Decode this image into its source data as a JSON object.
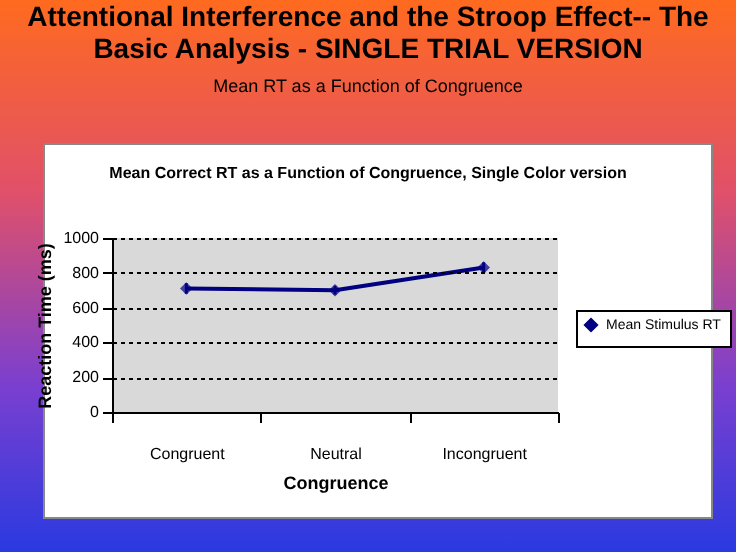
{
  "chart_data": {
    "type": "line",
    "title": "Attentional Interference and the Stroop Effect-- The Basic Analysis - SINGLE TRIAL VERSION",
    "subtitle": "Mean RT as a Function of Congruence",
    "annotations": [
      "Mean Correct RT as a Function of  Congruence, Single Color version"
    ],
    "xlabel": "Congruence",
    "ylabel": "Reaction Time (ms)",
    "categories": [
      "Congruent",
      "Neutral",
      "Incongruent"
    ],
    "series": [
      {
        "name": "Mean Stimulus RT",
        "color": "#000080",
        "values": [
          710,
          700,
          830
        ],
        "errors": [
          30,
          25,
          30
        ]
      }
    ],
    "ylim": [
      0,
      1000
    ],
    "yticks": [
      0,
      200,
      400,
      600,
      800,
      1000
    ],
    "grid": "y",
    "legend": "right",
    "marker": "diamond",
    "line_style": "solid"
  }
}
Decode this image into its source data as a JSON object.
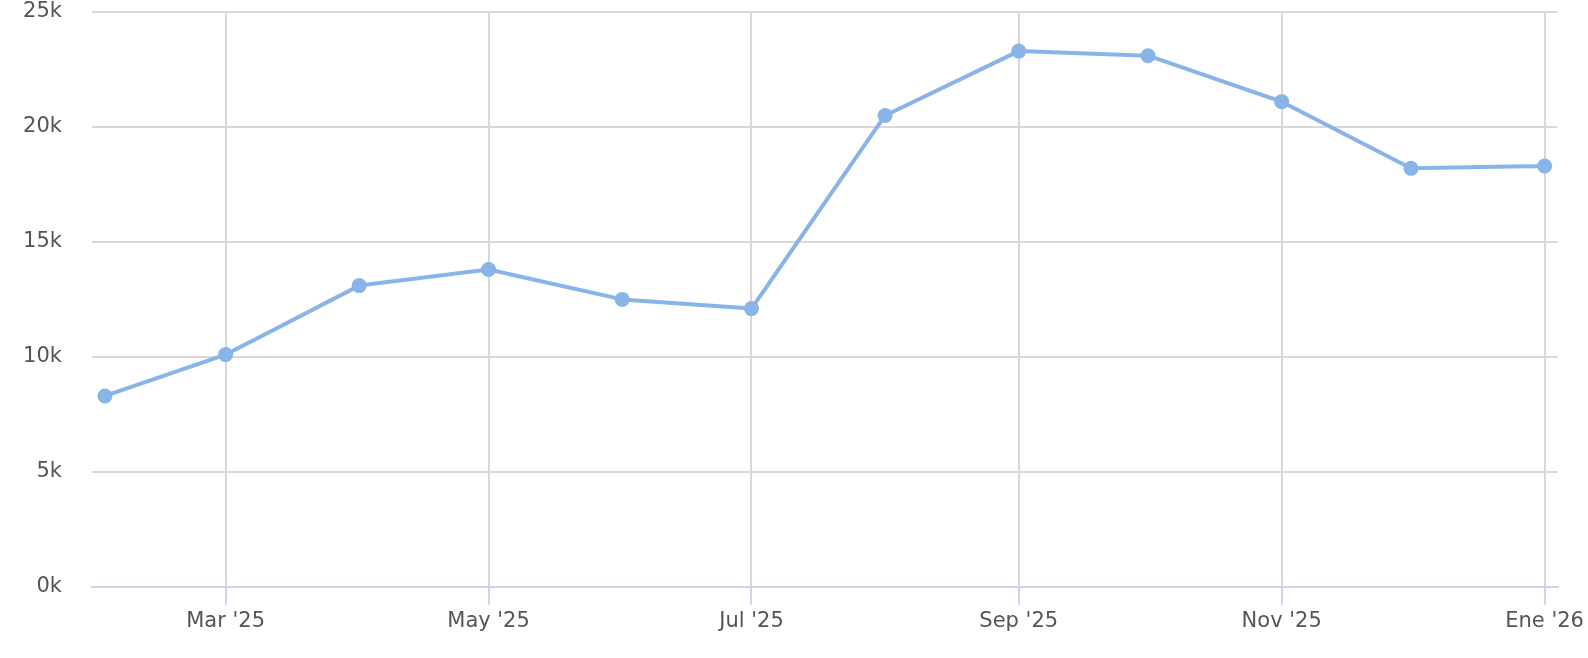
{
  "chart_data": {
    "type": "line",
    "x": [
      "2025-02",
      "2025-03",
      "2025-04",
      "2025-05",
      "2025-06",
      "2025-07",
      "2025-08",
      "2025-09",
      "2025-10",
      "2025-11",
      "2025-12",
      "2026-01"
    ],
    "series": [
      {
        "color": "#89b4e8",
        "values": [
          8300,
          10100,
          13100,
          13800,
          12500,
          12100,
          20500,
          23300,
          23100,
          21100,
          18200,
          18300
        ]
      }
    ],
    "xlim": [
      "2025-01-29",
      "2026-01-04"
    ],
    "xticks": [
      {
        "value": "2025-03",
        "label": "Mar '25"
      },
      {
        "value": "2025-05",
        "label": "May '25"
      },
      {
        "value": "2025-07",
        "label": "Jul '25"
      },
      {
        "value": "2025-09",
        "label": "Sep '25"
      },
      {
        "value": "2025-11",
        "label": "Nov '25"
      },
      {
        "value": "2026-01",
        "label": "Ene '26"
      }
    ],
    "ylim": [
      0,
      25000
    ],
    "yticks": [
      {
        "value": 0,
        "label": "0k"
      },
      {
        "value": 5000,
        "label": "5k"
      },
      {
        "value": 10000,
        "label": "10k"
      },
      {
        "value": 15000,
        "label": "15k"
      },
      {
        "value": 20000,
        "label": "20k"
      },
      {
        "value": 25000,
        "label": "25k"
      }
    ],
    "grid": true,
    "marker": "circle",
    "line_style": "solid"
  }
}
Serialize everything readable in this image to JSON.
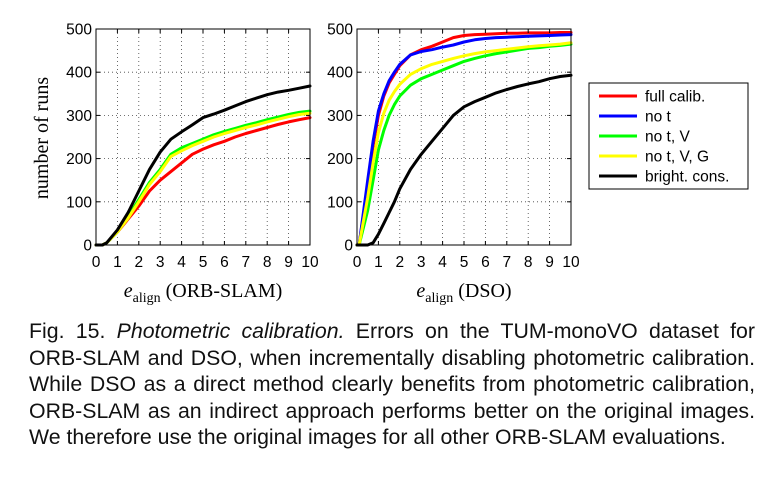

******************************

Directive: Images in the data above are to be skipped. Retype all other material exactly.

Final result:
Decode this image into its source data as a JSON object.
{
  "chart_data": {
    "type": "line",
    "title": "Attentional Interference and the Stroop Effect-- The Basic Analysis - SINGLE TRIAL VERSION",
    "subtitle": "Mean RT as a Function of Congruence",
    "annotations": [
      "Mean Correct RT as a Function of  Congruence, Single Color version"
    ],
    "xlabel": "Congruence",
    "ylabel": "Reaction Time (ms)",
    "categories": [
      "Congruent",
      "Neutral",
      "Incongruent"
    ],
    "series": [
      {
        "name": "Mean Stimulus RT",
        "color": "#000080",
        "values": [
          710,
          700,
          830
        ],
        "errors": [
          30,
          25,
          30
        ]
      }
    ],
    "ylim": [
      0,
      1000
    ],
    "yticks": [
      0,
      200,
      400,
      600,
      800,
      1000
    ],
    "grid": "y",
    "legend": "right",
    "marker": "diamond",
    "line_style": "solid"
  }
}
Decode this image into its source data as a JSON object.
{
  "chart_data": {
    "type": "line",
    "x": [
      "2025-02",
      "2025-03",
      "2025-04",
      "2025-05",
      "2025-06",
      "2025-07",
      "2025-08",
      "2025-09",
      "2025-10",
      "2025-11",
      "2025-12",
      "2026-01"
    ],
    "series": [
      {
        "color": "#89b4e8",
        "values": [
          8300,
          10100,
          13100,
          13800,
          12500,
          12100,
          20500,
          23300,
          23100,
          21100,
          18200,
          18300
        ]
      }
    ],
    "xlim": [
      "2025-01-29",
      "2026-01-04"
    ],
    "xticks": [
      {
        "value": "2025-03",
        "label": "Mar '25"
      },
      {
        "value": "2025-05",
        "label": "May '25"
      },
      {
        "value": "2025-07",
        "label": "Jul '25"
      },
      {
        "value": "2025-09",
        "label": "Sep '25"
      },
      {
        "value": "2025-11",
        "label": "Nov '25"
      },
      {
        "value": "2026-01",
        "label": "Ene '26"
      }
    ],
    "ylim": [
      0,
      25000
    ],
    "yticks": [
      {
        "value": 0,
        "label": "0k"
      },
      {
        "value": 5000,
        "label": "5k"
      },
      {
        "value": 10000,
        "label": "10k"
      },
      {
        "value": 15000,
        "label": "15k"
      },
      {
        "value": 20000,
        "label": "20k"
      },
      {
        "value": 25000,
        "label": "25k"
      }
    ],
    "grid": true,
    "marker": "circle",
    "line_style": "solid"
  }
}
Serialize everything readable in this image to JSON.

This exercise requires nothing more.